REQUIREMENT -> Each entry below is to be given again word for word, with no pictures.

Figure content listings:
###

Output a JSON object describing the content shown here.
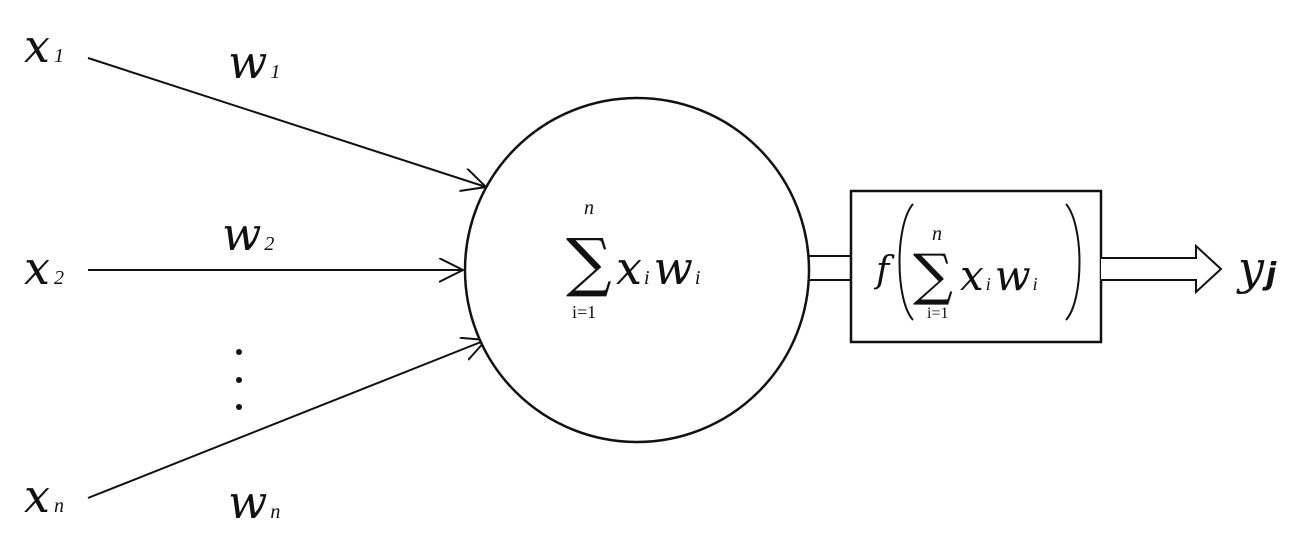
{
  "inputs": [
    {
      "var": "x",
      "sub": "1",
      "weight": "w",
      "wsub": "1"
    },
    {
      "var": "x",
      "sub": "2",
      "weight": "w",
      "wsub": "2"
    },
    {
      "var": "x",
      "sub": "n",
      "weight": "w",
      "wsub": "n"
    }
  ],
  "ellipsis": "⋮",
  "neuron": {
    "sigma": "∑",
    "upper": "n",
    "lower": "i=1",
    "term_a": "x",
    "term_a_sub": "i",
    "term_b": "w",
    "term_b_sub": "i"
  },
  "activation": {
    "func": "f",
    "sigma": "∑",
    "upper": "n",
    "lower": "i=1",
    "term_a": "x",
    "term_a_sub": "i",
    "term_b": "w",
    "term_b_sub": "i"
  },
  "output": {
    "var": "y",
    "sub": "j"
  }
}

###

TASK SOLUTION ->
Output a JSON object describing the content shown here.
{
  "inputs": [
    {
      "var": "x",
      "sub": "1",
      "weight": "w",
      "wsub": "1"
    },
    {
      "var": "x",
      "sub": "2",
      "weight": "w",
      "wsub": "2"
    },
    {
      "var": "x",
      "sub": "n",
      "weight": "w",
      "wsub": "n"
    }
  ],
  "ellipsis": "⋮",
  "neuron": {
    "sigma": "∑",
    "upper": "n",
    "lower": "i=1",
    "term_a": "x",
    "term_a_sub": "i",
    "term_b": "w",
    "term_b_sub": "i"
  },
  "activation": {
    "func": "f",
    "sigma": "∑",
    "upper": "n",
    "lower": "i=1",
    "term_a": "x",
    "term_a_sub": "i",
    "term_b": "w",
    "term_b_sub": "i"
  },
  "output": {
    "var": "y",
    "sub": "j"
  }
}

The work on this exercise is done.